EXERCISE:
Retype the material word for word.

PROVIDED DATA:
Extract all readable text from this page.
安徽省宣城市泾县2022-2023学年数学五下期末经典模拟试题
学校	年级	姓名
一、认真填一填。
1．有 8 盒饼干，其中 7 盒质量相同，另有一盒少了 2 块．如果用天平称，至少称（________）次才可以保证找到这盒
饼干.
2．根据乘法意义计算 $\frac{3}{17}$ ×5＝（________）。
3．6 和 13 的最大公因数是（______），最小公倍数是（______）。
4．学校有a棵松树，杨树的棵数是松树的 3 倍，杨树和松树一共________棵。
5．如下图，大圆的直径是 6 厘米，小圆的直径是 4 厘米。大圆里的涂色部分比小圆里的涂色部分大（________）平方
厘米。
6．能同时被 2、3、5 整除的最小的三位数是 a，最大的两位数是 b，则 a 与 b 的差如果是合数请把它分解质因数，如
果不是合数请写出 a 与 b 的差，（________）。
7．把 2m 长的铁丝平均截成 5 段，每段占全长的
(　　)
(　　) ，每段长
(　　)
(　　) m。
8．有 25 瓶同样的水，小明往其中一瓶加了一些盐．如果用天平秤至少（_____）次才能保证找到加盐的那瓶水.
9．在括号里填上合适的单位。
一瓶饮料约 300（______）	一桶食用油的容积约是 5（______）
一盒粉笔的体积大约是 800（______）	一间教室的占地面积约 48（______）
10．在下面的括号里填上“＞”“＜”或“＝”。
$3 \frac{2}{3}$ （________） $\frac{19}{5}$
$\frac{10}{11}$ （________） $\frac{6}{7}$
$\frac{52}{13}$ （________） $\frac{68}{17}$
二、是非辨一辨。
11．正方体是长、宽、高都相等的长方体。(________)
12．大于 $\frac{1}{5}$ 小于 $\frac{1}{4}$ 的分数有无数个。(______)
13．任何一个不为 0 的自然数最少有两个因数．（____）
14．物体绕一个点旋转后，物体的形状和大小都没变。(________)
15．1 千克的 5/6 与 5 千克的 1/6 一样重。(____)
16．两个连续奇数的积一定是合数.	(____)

COMPLETE RESPONSE:
Extract all readable text from this page.
安徽省宣城市泾县2022-2023学年数学五下期末经典模拟试题
学校	年级	姓名
一、认真填一填。
1．有 8 盒饼干，其中 7 盒质量相同，另有一盒少了 2 块．如果用天平称，至少称（________）次才可以保证找到这盒
饼干.
2．根据乘法意义计算 $\frac{3}{17}$ ×5＝（________）。
3．6 和 13 的最大公因数是（______），最小公倍数是（______）。
4．学校有a棵松树，杨树的棵数是松树的 3 倍，杨树和松树一共________棵。
5．如下图，大圆的直径是 6 厘米，小圆的直径是 4 厘米。大圆里的涂色部分比小圆里的涂色部分大（________）平方
厘米。
6．能同时被 2、3、5 整除的最小的三位数是 a，最大的两位数是 b，则 a 与 b 的差如果是合数请把它分解质因数，如
果不是合数请写出 a 与 b 的差，（________）。
7．把 2m 长的铁丝平均截成 5 段，每段占全长的
(　　)
(　　) ，每段长
(　　)
(　　) m。
8．有 25 瓶同样的水，小明往其中一瓶加了一些盐．如果用天平秤至少（_____）次才能保证找到加盐的那瓶水.
9．在括号里填上合适的单位。
一瓶饮料约 300（______）	一桶食用油的容积约是 5（______）
一盒粉笔的体积大约是 800（______）	一间教室的占地面积约 48（______）
10．在下面的括号里填上“＞”“＜”或“＝”。
$3 \frac{2}{3}$ （________） $\frac{19}{5}$
$\frac{10}{11}$ （________） $\frac{6}{7}$
$\frac{52}{13}$ （________） $\frac{68}{17}$
二、是非辨一辨。
11．正方体是长、宽、高都相等的长方体。(________)
12．大于 $\frac{1}{5}$ 小于 $\frac{1}{4}$ 的分数有无数个。(______)
13．任何一个不为 0 的自然数最少有两个因数．（____）
14．物体绕一个点旋转后，物体的形状和大小都没变。(________)
15．1 千克的 5/6 与 5 千克的 1/6 一样重。(____)
16．两个连续奇数的积一定是合数.	(____)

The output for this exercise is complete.